April Monique Burril a.k.a. chainsaw sally
I'm sitting here with Chainsaw Sally, how are you tonight?
I'm doing wonderful, thank you very much.
So, you're hosting Fish Head Cantina's Halloween Massacre Party.
Yes but they wouldn't let me have a massacre. I tried to get them to let me do it but I guess there's regulations against that thing. So, yeah, just costume contests tonight but no blood.
No blood? No fun!
I know. I know!
How did you get involved with this evening? From my understanding, you are familiar with one of the bands in particular?
I am. I work with Wind Up Toy. I call myself a prop. They are an Alice Cooper tribute band. They do all of the theatrics, the guillotine, the death scene, all of that. I play a crazy nurse in the band and sometimes I do other things. I play a doll that winds them up but tonight I'll just be a nurse and there's a crazy doctor with us too played by James Watkins. He's the band's manager and he's also a prop like me.
When it comes to life outside of Wind Up Toy, what's going on in the world of Chainsaw Sally? Don't you have a new project coming up, The Life And Crimes Of Chainsaw Sally?
Yes, we were actually intending to shoot it this fall. The Life And Crimes is basically; Sally's been out of the picture for a while and it picks up after she has left Porterville. I don't really want to give the plot away. I can say that fans of Sally will in the first ten minutes be really annoyed and upset at how Sally has turned out but they will be very happy about half an hour in because it gets wonderful. It's, kind of, an interesting development but we are probably going to be filming that this spring now because life got in the way this fall and it didn't work out, to many other things going on.

# Material supplied:

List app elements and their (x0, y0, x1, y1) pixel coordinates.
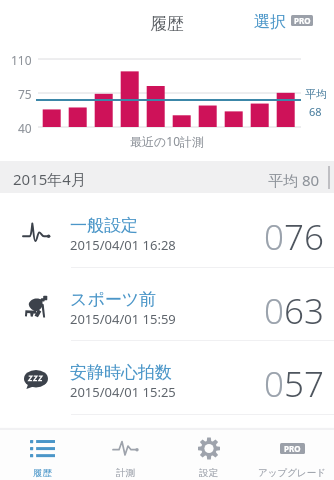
staticText: 40 (18, 120, 32, 136)
button[interactable]: 選択 (252, 10, 315, 34)
button[interactable]: 設定 (167, 427, 250, 480)
button[interactable]: アップグレード (250, 427, 334, 480)
staticText: 110 (11, 52, 32, 68)
staticText: 57 (284, 360, 324, 408)
button[interactable]: 安静時心拍数 (0, 340, 334, 414)
staticText: PRO (284, 443, 301, 454)
button[interactable]: スポーツ前 (0, 267, 334, 341)
staticText: 0 (264, 287, 284, 335)
button[interactable]: 一般設定 (0, 193, 334, 267)
staticText: 履歴 (33, 467, 52, 479)
staticText: 0 (264, 213, 284, 261)
staticText: 履歴 (0, 13, 334, 34)
staticText: 68 (309, 104, 322, 119)
button[interactable]: 計測 (84, 427, 167, 480)
staticText: 計測 (116, 467, 135, 479)
staticText: スポーツ前 (70, 289, 157, 310)
staticText: 設定 (199, 467, 218, 479)
staticText: 0 (264, 360, 284, 408)
staticText: 2015/04/01 15:59 (70, 310, 176, 328)
staticText: 63 (284, 287, 324, 335)
staticText: 2015年4月 (13, 169, 86, 189)
button[interactable]: 履歴 (0, 427, 84, 480)
staticText: 最近の10計測 (130, 133, 205, 149)
staticText: 選択 (254, 12, 286, 32)
staticText: 安静時心拍数 (70, 362, 172, 383)
staticText: 平均 80 (268, 170, 320, 190)
staticText: 平均 (305, 87, 327, 101)
staticText: 75 (18, 86, 32, 102)
staticText: PRO (294, 15, 311, 26)
staticText: 一般設定 (70, 215, 138, 236)
staticText: アップグレード (258, 467, 326, 479)
staticText: 76 (284, 213, 324, 261)
staticText: 2015/04/01 15:25 (70, 383, 176, 401)
staticText: 2015/04/01 16:28 (70, 236, 176, 254)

# Problems:
**1.** In the interview, edit the passage between "I'm doing wonderful, thank" and "bands in particular?", inclusive, so that "regulations" becomes "rules".
**2.** Turn the paragraph of the interview that opens with "I am. I work with Wind Up Toy" into a bulleted list that keeps its main facts.
These rows were taken from a different source.

# Responses by task:
**1.**
I'm doing wonderful, thank you very much.
So, you're hosting Fish Head Cantina's Halloween Massacre Party.
Yes but they wouldn't let me have a massacre. I tried to get them to let me do it but I guess there's rules against that thing. So, yeah, just costume contests tonight but no blood.
No blood? No fun!
I know. I know!
How did you get involved with this evening? From my understanding, you are familiar with one of the bands in particular?

**2.**
- Works with Wind Up Toy, an Alice Cooper tribute band, and calls this role a prop.
- The band does all the theatrics, including the guillotine and the death scene.
- Plays a crazy nurse in the band and sometimes other parts, such as a doll that winds the band members up.
- Will be only the nurse tonight.
- A crazy doctor is played by James Watkins, the band's manager, who is also a prop.